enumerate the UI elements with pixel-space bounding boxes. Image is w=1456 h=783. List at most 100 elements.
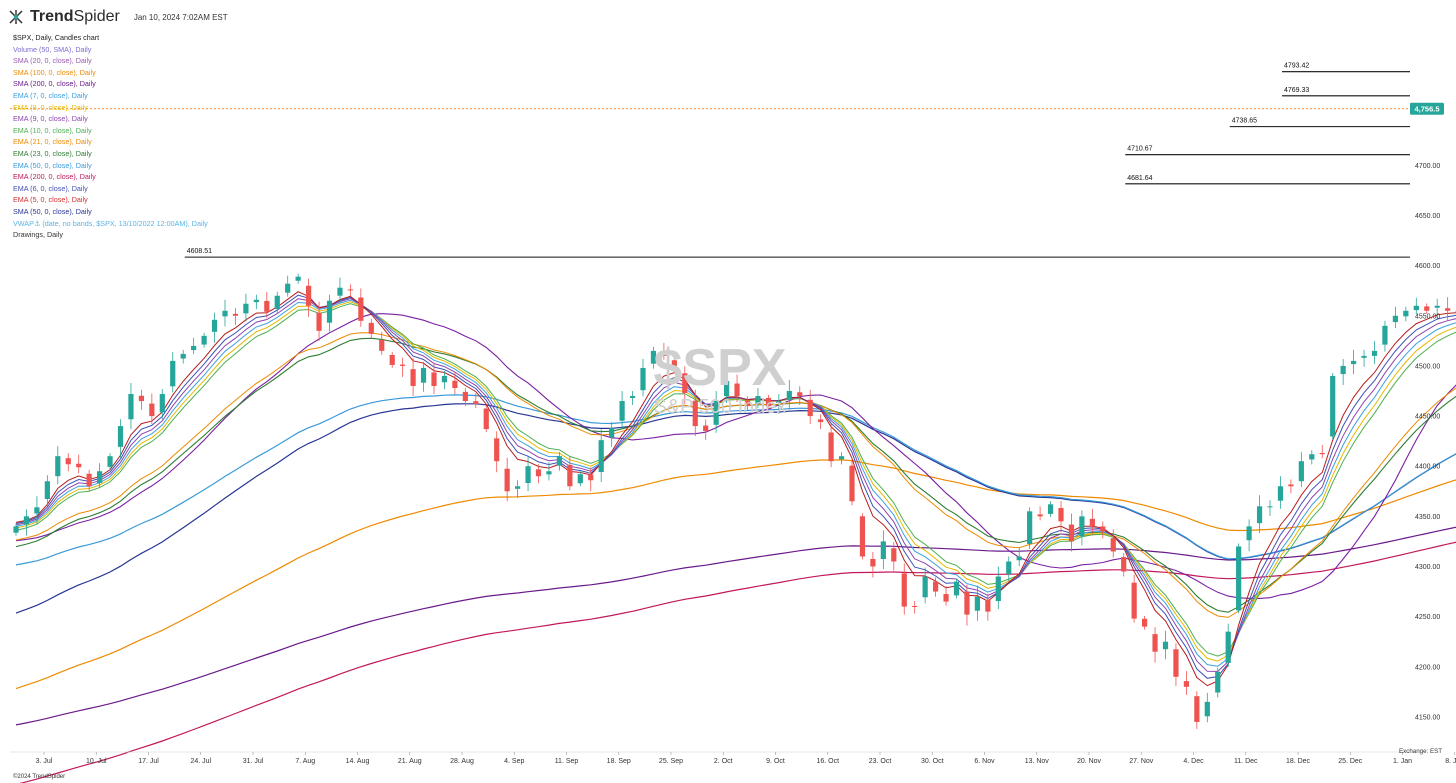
legend-item[interactable]: EMA (7, 0, close), Daily [13,90,88,100]
candle-body[interactable] [1225,631,1231,663]
candle-body[interactable] [1027,511,1033,544]
candle-body[interactable] [170,360,176,387]
candle-body[interactable] [1162,641,1169,650]
candle-body[interactable] [337,287,343,296]
candle-body[interactable] [650,350,657,364]
candle-body[interactable] [431,372,437,386]
candle-body[interactable] [974,596,980,611]
candle-body[interactable] [211,319,218,332]
candle-body[interactable] [744,400,751,407]
candle-body[interactable] [347,289,353,291]
candle-body[interactable] [807,399,813,417]
candle-body[interactable] [232,313,239,316]
candle-body[interactable] [724,380,730,397]
candle-body[interactable] [1152,634,1158,652]
candle-body[interactable] [494,438,500,462]
candle-body[interactable] [358,297,364,321]
candle-body[interactable] [368,322,374,334]
candle-body[interactable] [786,391,792,400]
candle-body[interactable] [1006,561,1012,574]
candle-body[interactable] [1173,649,1179,677]
candle-body[interactable] [1246,526,1252,541]
candle-body[interactable] [640,367,646,391]
candle-body[interactable] [629,396,636,398]
candle-body[interactable] [13,526,19,533]
candle-body[interactable] [525,466,531,484]
candle-body[interactable] [1434,305,1440,308]
candle-body[interactable] [912,605,918,607]
candle-body[interactable] [682,373,688,394]
candle-body[interactable] [201,335,207,345]
legend-item[interactable]: Drawings, Daily [13,230,63,240]
candle-body[interactable] [1351,360,1357,365]
candle-body[interactable] [1215,671,1221,693]
candle-body[interactable] [264,300,270,312]
legend-title[interactable]: $SPX, Daily, Candles chart [13,33,100,42]
candle-body[interactable] [1236,546,1242,611]
candle-body[interactable] [34,507,40,514]
candle-body[interactable] [1121,557,1127,572]
candle-body[interactable] [515,486,521,489]
legend-item[interactable]: EMA (6, 0, close), Daily [13,183,88,193]
candle-body[interactable] [901,573,907,607]
candle-body[interactable] [243,303,249,314]
candle-body[interactable] [420,367,427,383]
candle-body[interactable] [326,300,333,323]
candle-body[interactable] [1413,305,1419,311]
legend-item[interactable]: EMA (8, 0, close), Daily [13,102,88,112]
candle-body[interactable] [838,456,845,460]
candle-body[interactable] [1403,310,1409,317]
candle-body[interactable] [556,456,562,466]
candle-body[interactable] [1319,452,1325,455]
candle-body[interactable] [410,369,416,386]
candle-body[interactable] [1445,308,1451,311]
candle-body[interactable] [567,464,573,487]
candle-body[interactable] [1131,582,1137,619]
candle-body[interactable] [1079,516,1085,537]
candle-body[interactable] [609,428,615,438]
candle-body[interactable] [1047,504,1054,514]
candle-body[interactable] [1267,506,1273,508]
legend-item[interactable]: EMA (9, 0, close), Daily [13,114,88,124]
candle-body[interactable] [462,391,468,402]
candle-body[interactable] [285,283,291,293]
candle-body[interactable] [577,474,583,484]
candle-body[interactable] [1288,484,1294,487]
candle-body[interactable] [859,516,866,557]
candle-body[interactable] [933,581,939,592]
legend-item[interactable]: EMA (5, 0, close), Daily [13,195,88,205]
candle-body[interactable] [452,380,458,388]
candle-body[interactable] [379,339,385,351]
candle-body[interactable] [400,364,406,366]
candle-body[interactable] [316,312,322,331]
candle-body[interactable] [1183,681,1189,687]
legend-item[interactable]: EMA (10, 0, close), Daily [13,125,92,135]
candle-body[interactable] [191,345,197,351]
candle-body[interactable] [1298,461,1304,482]
candle-body[interactable] [849,465,855,502]
candle-body[interactable] [755,396,761,405]
legend-item[interactable]: Volume (50, SMA), Daily [13,44,92,54]
candle-body[interactable] [1089,518,1095,527]
candle-body[interactable] [97,471,103,484]
candle-body[interactable] [953,581,960,596]
candle-body[interactable] [86,473,92,487]
candle-body[interactable] [1424,306,1430,311]
candle-body[interactable] [588,474,594,481]
candle-body[interactable] [222,310,228,317]
candle-body[interactable] [1256,506,1263,524]
candle-body[interactable] [1382,325,1388,345]
legend-item[interactable]: EMA (200, 0, close), Daily [13,172,96,182]
candle-body[interactable] [703,425,709,432]
candle-body[interactable] [504,468,510,492]
candle-body[interactable] [734,383,740,397]
legend-item[interactable]: VWAP⚓ (date, no bands, $SPX, 13/10/2022 … [13,218,208,228]
candle-body[interactable] [159,394,165,413]
candle-body[interactable] [76,463,82,468]
candle-body[interactable] [1016,556,1022,561]
candle-body[interactable] [880,541,886,560]
candle-body[interactable] [473,401,479,405]
candle-body[interactable] [1340,365,1346,375]
candle-body[interactable] [765,397,771,407]
candle-body[interactable] [995,576,1001,602]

◆ Given exercise ◆
Extract each line from the data above that contains the string "enumerate", treating uppercase and lowercase letters as distinct.

◆ The output ◆
enumerate the UI elements with pixel-space bounding boxes. Image is w=1456 h=783. List at most 100 elements.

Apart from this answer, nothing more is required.